Task description -
Retype all the entries word for word, but omit the pictures.

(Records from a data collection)
----

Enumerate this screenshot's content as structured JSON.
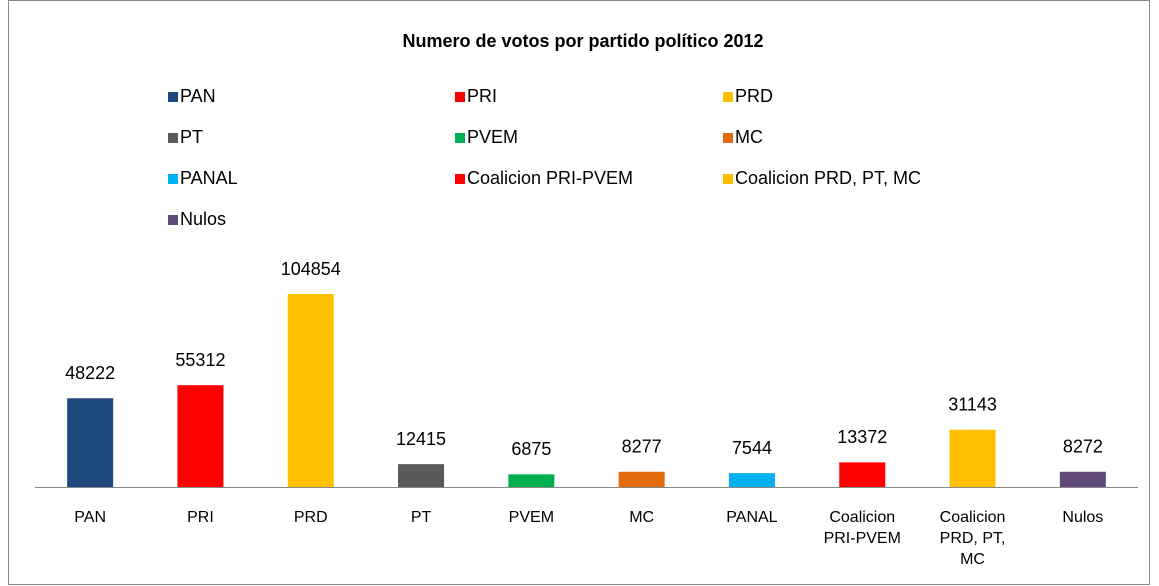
{
  "chart_data": {
    "type": "bar",
    "title": "Numero de votos por partido político 2012",
    "categories": [
      "PAN",
      "PRI",
      "PRD",
      "PT",
      "PVEM",
      "MC",
      "PANAL",
      "Coalicion PRI-PVEM",
      "Coalicion PRD, PT, MC",
      "Nulos"
    ],
    "values": [
      48222,
      55312,
      104854,
      12415,
      6875,
      8277,
      7544,
      13372,
      31143,
      8272
    ],
    "colors": [
      "#1f497d",
      "#ff0000",
      "#ffc000",
      "#595959",
      "#00b050",
      "#e36c0a",
      "#00b0f0",
      "#ff0000",
      "#ffc000",
      "#604a7b"
    ],
    "legend": "top"
  }
}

----

Output for this task -
Enumerate this screenshot's content as structured JSON.
{
  "chart_data": {
    "type": "bar",
    "title": "Numero de votos por partido político 2012",
    "categories": [
      "PAN",
      "PRI",
      "PRD",
      "PT",
      "PVEM",
      "MC",
      "PANAL",
      "Coalicion PRI-PVEM",
      "Coalicion PRD, PT, MC",
      "Nulos"
    ],
    "values": [
      48222,
      55312,
      104854,
      12415,
      6875,
      8277,
      7544,
      13372,
      31143,
      8272
    ],
    "colors": [
      "#1f497d",
      "#ff0000",
      "#ffc000",
      "#595959",
      "#00b050",
      "#e36c0a",
      "#00b0f0",
      "#ff0000",
      "#ffc000",
      "#604a7b"
    ],
    "legend": "top"
  }
}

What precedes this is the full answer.